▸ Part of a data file
▼
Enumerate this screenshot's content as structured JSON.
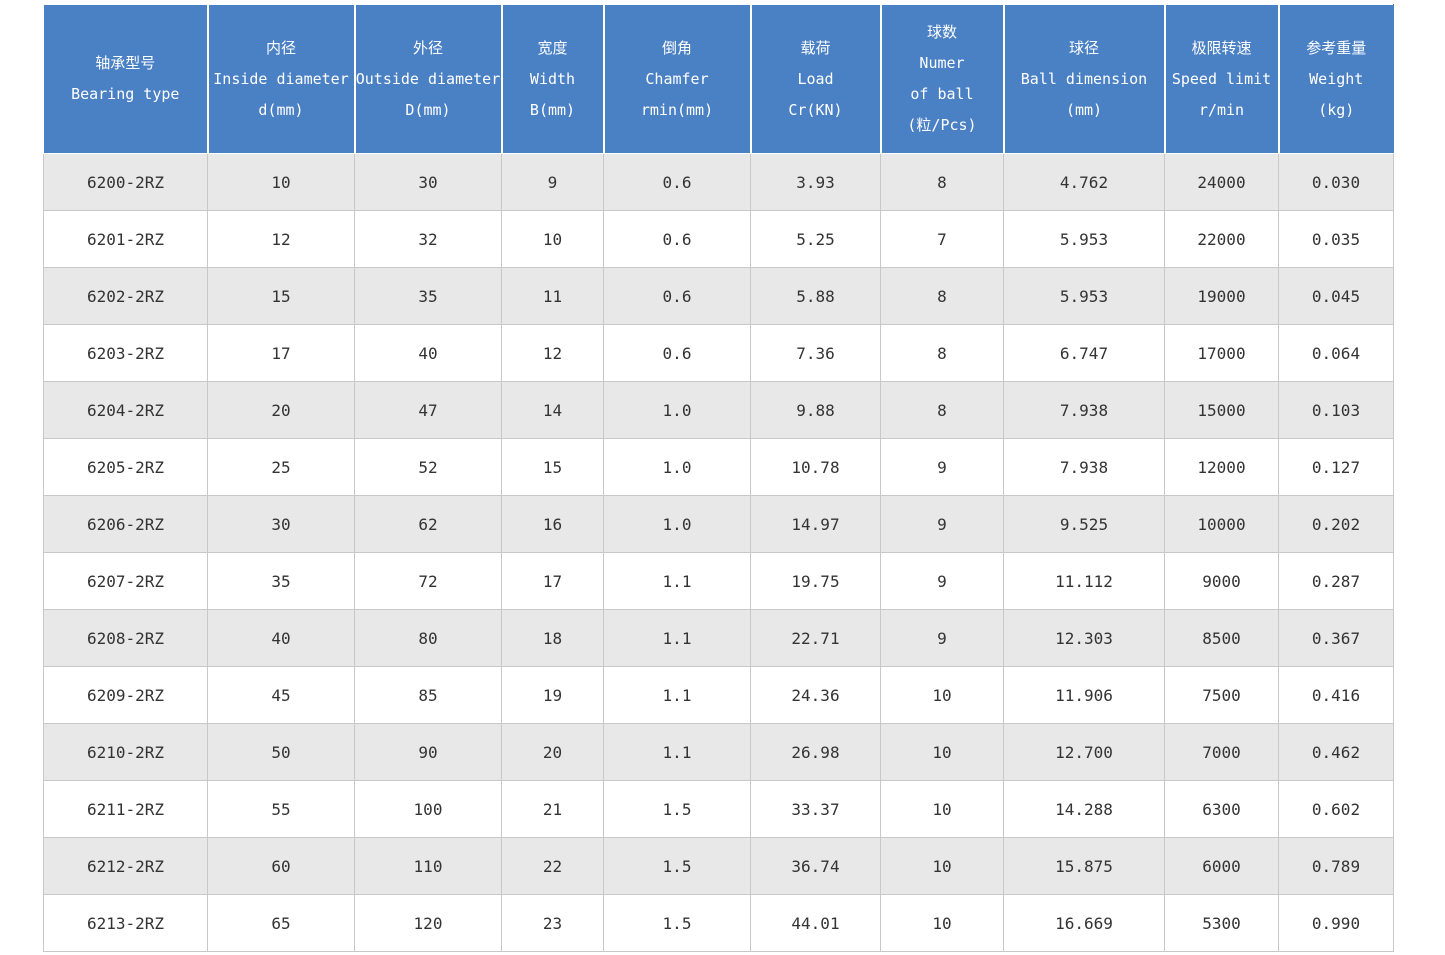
{
  "table": {
    "headers": [
      {
        "zh": "轴承型号",
        "en": "Bearing type",
        "unit": ""
      },
      {
        "zh": "内径",
        "en": "Inside diameter",
        "unit": "d(mm)"
      },
      {
        "zh": "外径",
        "en": "Outside diameter",
        "unit": "D(mm)"
      },
      {
        "zh": "宽度",
        "en": "Width",
        "unit": "B(mm)"
      },
      {
        "zh": "倒角",
        "en": "Chamfer",
        "unit": "rmin(mm)"
      },
      {
        "zh": "载荷",
        "en": "Load",
        "unit": "Cr(KN)"
      },
      {
        "zh": "球数",
        "en": "Numer",
        "unit": "of  ball",
        "extra": "(粒/Pcs)"
      },
      {
        "zh": "球径",
        "en": "Ball dimension",
        "unit": "(mm)"
      },
      {
        "zh": "极限转速",
        "en": "Speed limit",
        "unit": "r/min"
      },
      {
        "zh": "参考重量",
        "en": "Weight",
        "unit": "(kg)"
      }
    ],
    "rows": [
      [
        "6200-2RZ",
        "10",
        "30",
        "9",
        "0.6",
        "3.93",
        "8",
        "4.762",
        "24000",
        "0.030"
      ],
      [
        "6201-2RZ",
        "12",
        "32",
        "10",
        "0.6",
        "5.25",
        "7",
        "5.953",
        "22000",
        "0.035"
      ],
      [
        "6202-2RZ",
        "15",
        "35",
        "11",
        "0.6",
        "5.88",
        "8",
        "5.953",
        "19000",
        "0.045"
      ],
      [
        "6203-2RZ",
        "17",
        "40",
        "12",
        "0.6",
        "7.36",
        "8",
        "6.747",
        "17000",
        "0.064"
      ],
      [
        "6204-2RZ",
        "20",
        "47",
        "14",
        "1.0",
        "9.88",
        "8",
        "7.938",
        "15000",
        "0.103"
      ],
      [
        "6205-2RZ",
        "25",
        "52",
        "15",
        "1.0",
        "10.78",
        "9",
        "7.938",
        "12000",
        "0.127"
      ],
      [
        "6206-2RZ",
        "30",
        "62",
        "16",
        "1.0",
        "14.97",
        "9",
        "9.525",
        "10000",
        "0.202"
      ],
      [
        "6207-2RZ",
        "35",
        "72",
        "17",
        "1.1",
        "19.75",
        "9",
        "11.112",
        "9000",
        "0.287"
      ],
      [
        "6208-2RZ",
        "40",
        "80",
        "18",
        "1.1",
        "22.71",
        "9",
        "12.303",
        "8500",
        "0.367"
      ],
      [
        "6209-2RZ",
        "45",
        "85",
        "19",
        "1.1",
        "24.36",
        "10",
        "11.906",
        "7500",
        "0.416"
      ],
      [
        "6210-2RZ",
        "50",
        "90",
        "20",
        "1.1",
        "26.98",
        "10",
        "12.700",
        "7000",
        "0.462"
      ],
      [
        "6211-2RZ",
        "55",
        "100",
        "21",
        "1.5",
        "33.37",
        "10",
        "14.288",
        "6300",
        "0.602"
      ],
      [
        "6212-2RZ",
        "60",
        "110",
        "22",
        "1.5",
        "36.74",
        "10",
        "15.875",
        "6000",
        "0.789"
      ],
      [
        "6213-2RZ",
        "65",
        "120",
        "23",
        "1.5",
        "44.01",
        "10",
        "16.669",
        "5300",
        "0.990"
      ]
    ]
  },
  "colors": {
    "header_bg": "#4a80c4",
    "header_text": "#ffffff",
    "row_odd_bg": "#e8e8e8",
    "row_even_bg": "#ffffff",
    "cell_text": "#333333"
  }
}
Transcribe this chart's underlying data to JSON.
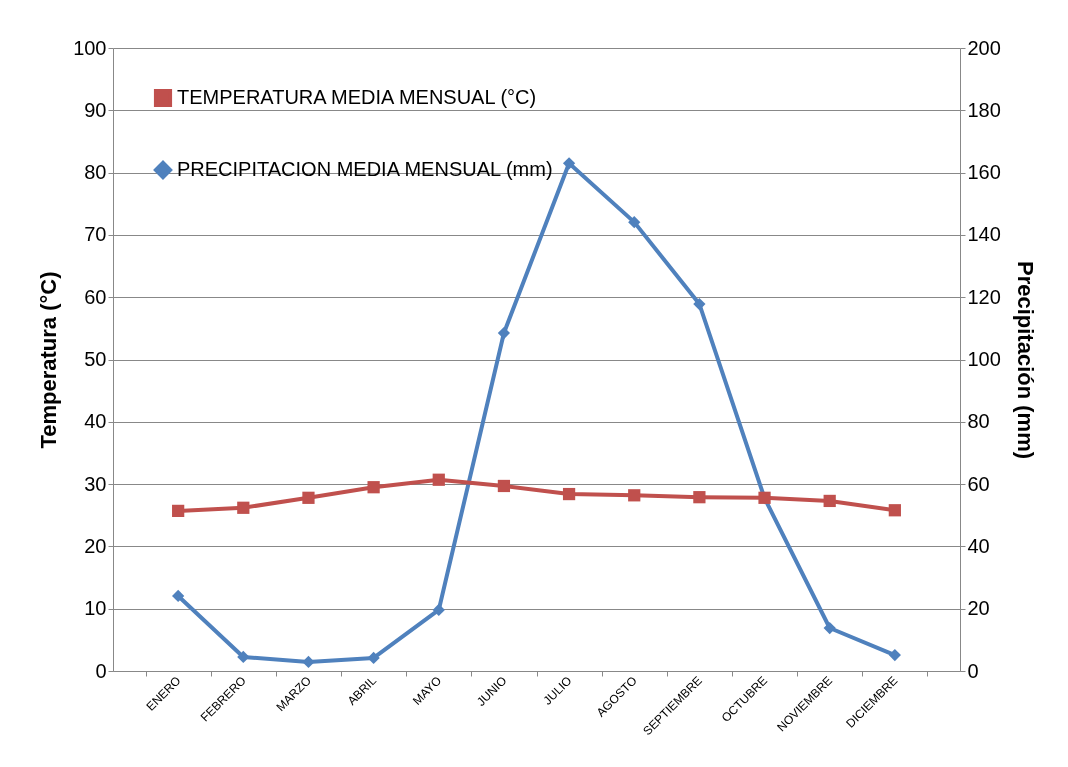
{
  "chart_data": {
    "type": "line",
    "categories": [
      "ENERO",
      "FEBRERO",
      "MARZO",
      "ABRIL",
      "MAYO",
      "JUNIO",
      "JULIO",
      "AGOSTO",
      "SEPTIEMBRE",
      "OCTUBRE",
      "NOVIEMBRE",
      "DICIEMBRE"
    ],
    "ylabel": "Temperatura (°C)",
    "y2label": "Precipitación (mm)",
    "ylim": [
      0,
      100
    ],
    "yticks": [
      0,
      10,
      20,
      30,
      40,
      50,
      60,
      70,
      80,
      90,
      100
    ],
    "y2lim": [
      0,
      200
    ],
    "y2ticks": [
      0,
      20,
      40,
      60,
      80,
      100,
      120,
      140,
      160,
      180,
      200
    ],
    "grid": "y",
    "legend": "top left",
    "series": [
      {
        "name": "TEMPERATURA MEDIA MENSUAL (°C)",
        "color": "#c0504d",
        "marker": "square",
        "values": [
          25.7,
          26.2,
          27.8,
          29.5,
          30.7,
          29.7,
          28.4,
          28.2,
          27.9,
          27.8,
          27.3,
          25.8
        ]
      },
      {
        "name": "PRECIPITACION MEDIA MENSUAL (mm)",
        "color": "#4f81bd",
        "marker": "diamond",
        "axis": "y2",
        "values": [
          24.1,
          4.5,
          2.9,
          4.2,
          19.6,
          108.5,
          163,
          144.1,
          117.8,
          55.5,
          13.8,
          5.1
        ]
      }
    ]
  }
}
▲
▸ GIVEN PROBLEM
Look through the entries and find each line that has the string "JSON". Copy those lines.

▸ RESPONSE TO THIS TASK
Enumerate this screenshot's content as structured JSON.
Transcribe this chart's underlying data to JSON.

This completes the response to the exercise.